• [EXTRACTED INFORMATION]:
-=-=-

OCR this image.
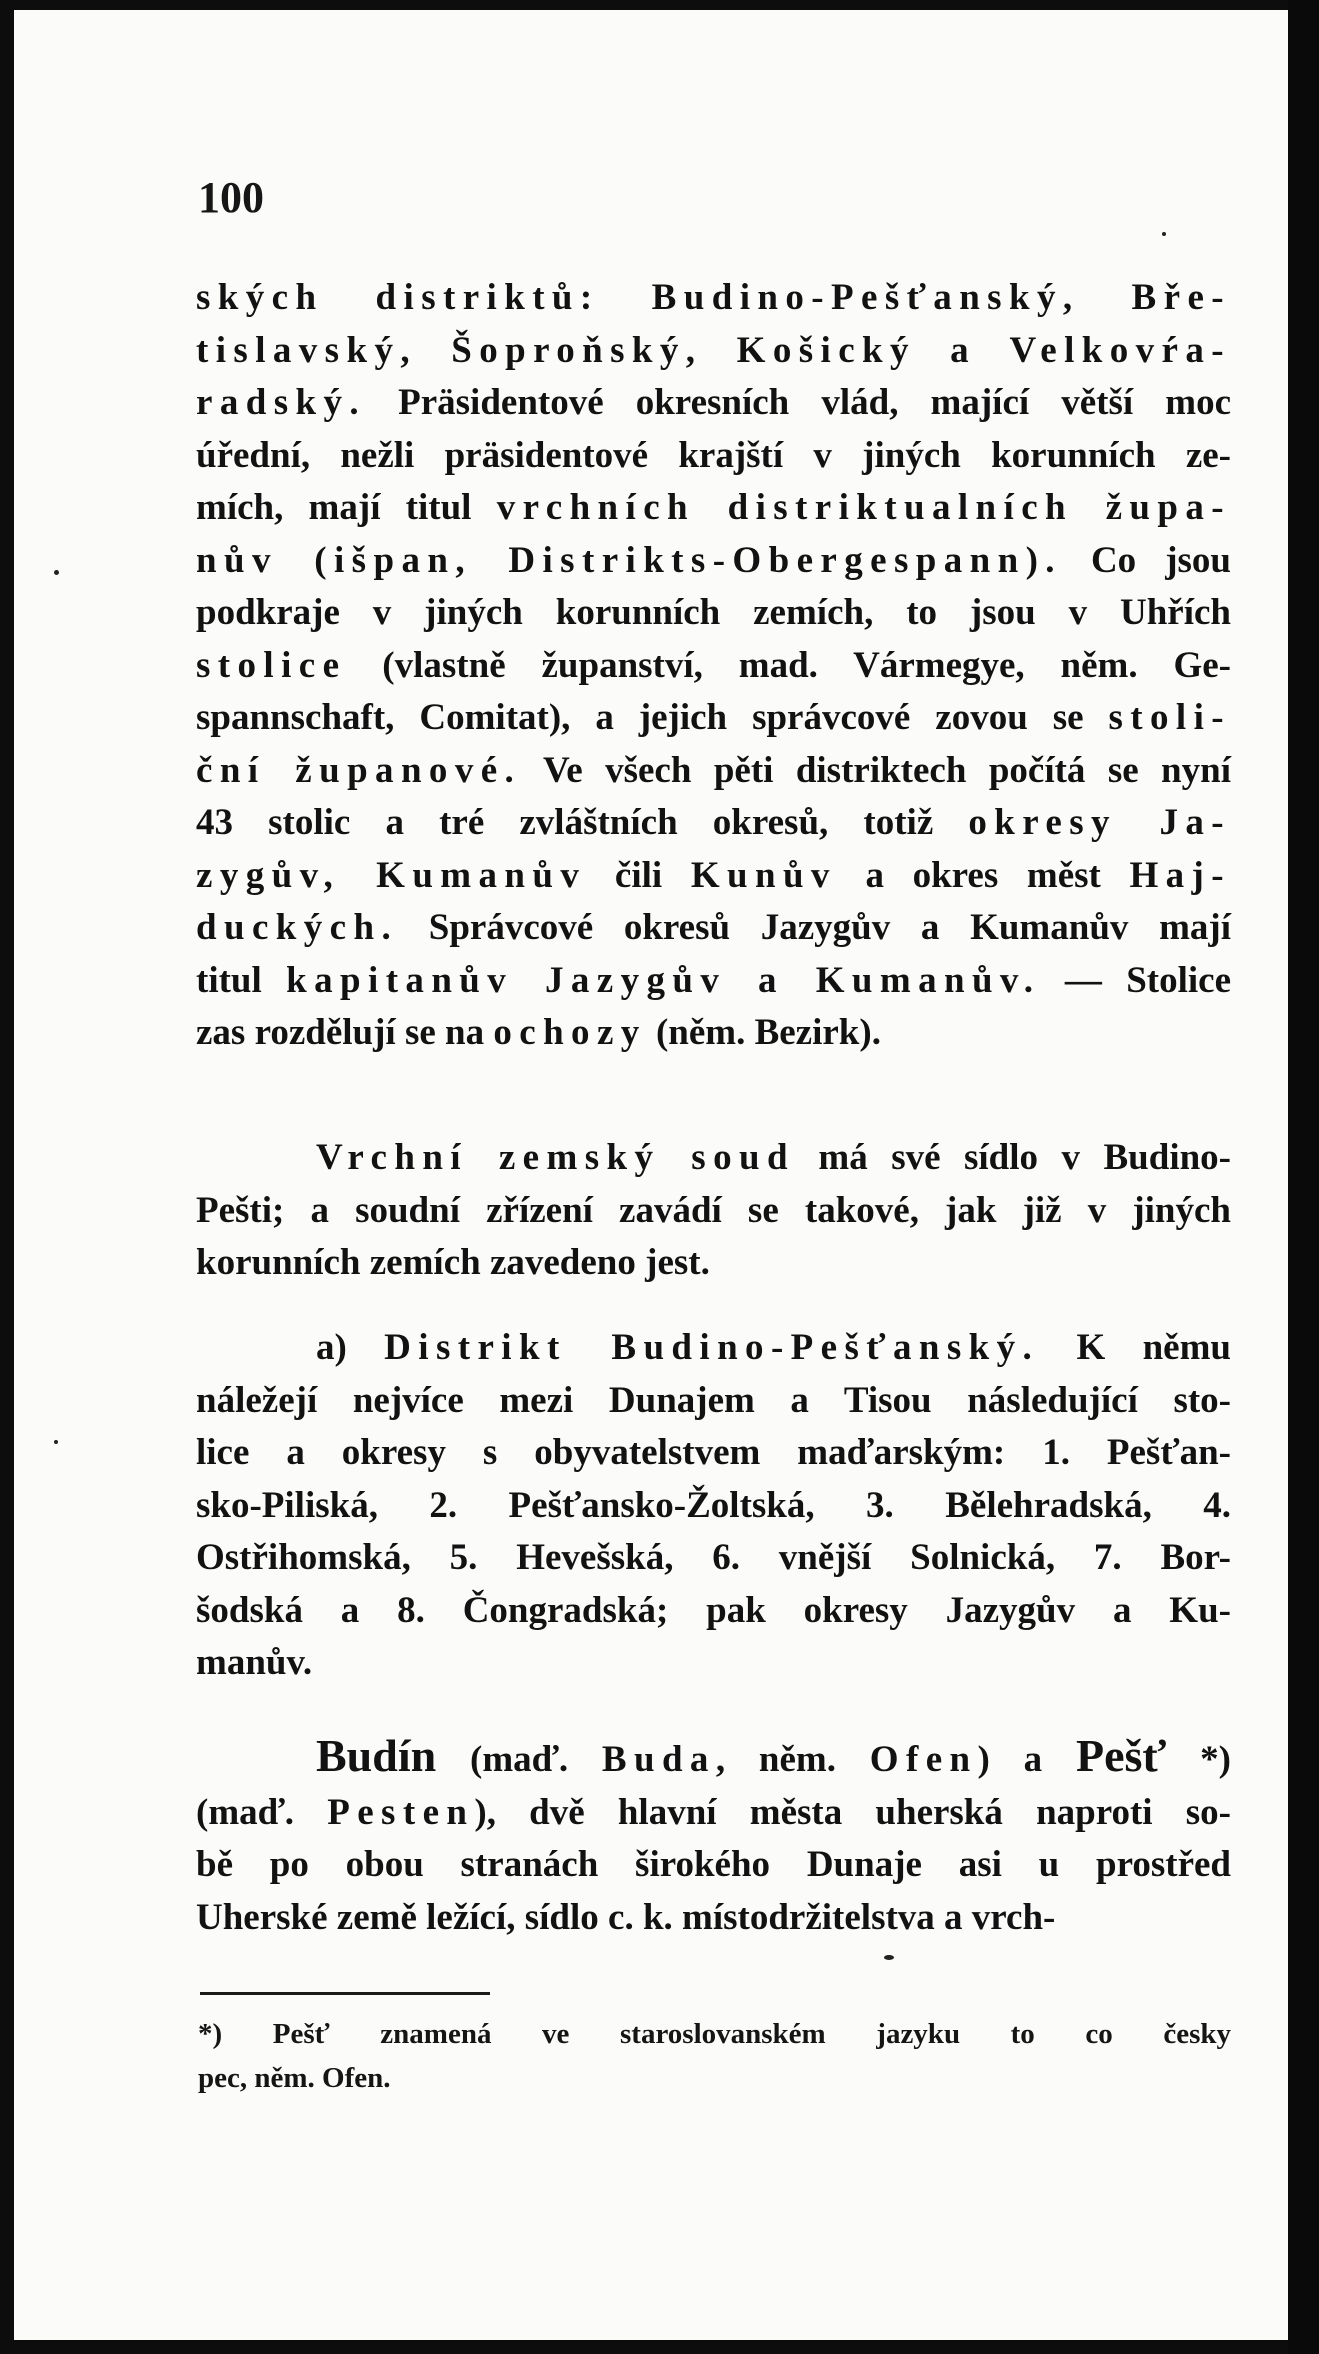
100
ských distriktů: Budino-Pešťanský, Bře-
tislavský, Šoproňský, Košický a Velkovŕa-
radský. Präsidentové okresních vlád, mající větší moc
úřední, nežli präsidentové krajští v jiných korunních ze-
mích, mají titul vrchních distriktualních župa-
nův (išpan, Distrikts-Obergespann). Co jsou
podkraje v jiných korunních zemích, to jsou v Uhřích
stolice (vlastně županství, mad. Vármegye, něm. Ge-
spannschaft, Comitat), a jejich správcové zovou se stoli-
ční županové. Ve všech pěti distriktech počítá se nyní
43 stolic a tré zvláštních okresů, totiž okresy Ja-
zygův, Kumanův čili Kunův a okres měst Haj-
duckých. Správcové okresů Jazygův a Kumanův mají
titul kapitanův Jazygův a Kumanův. — Stolice
zas rozdělují se na ochozy (něm. Bezirk).
Vrchní zemský soud má své sídlo v Budino-
Pešti; a soudní zřízení zavádí se takové, jak již v jiných
korunních zemích zavedeno jest.
a) Distrikt Budino-Pešťanský. K němu
náležejí nejvíce mezi Dunajem a Tisou následující sto-
lice a okresy s obyvatelstvem maďarským: 1. Pešťan-
sko-Piliská, 2. Pešťansko-Žoltská, 3. Bělehradská, 4.
Ostřihomská, 5. Hevešská, 6. vnější Solnická, 7. Bor-
šodská a 8. Čongradská; pak okresy Jazygův a Ku-
manův.
Budín (maď. Buda, něm. Ofen) a Pešť *)
(maď. Pesten), dvě hlavní města uherská naproti so-
bě po obou stranách širokého Dunaje asi u prostřed
Uherské země ležící, sídlo c. k. místodržitelstva a vrch-
*) Pešť znamená ve staroslovanském jazyku to co česky
pec, něm. Ofen.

-=-=-

Find the string "Budino" in the entries above and return each line that holds it.

• [CORRECT ANSWER]:
ských distriktů: Budino-Pešťanský, Bře-
Vrchní zemský soud má své sídlo v Budino-
a) Distrikt Budino-Pešťanský. K němu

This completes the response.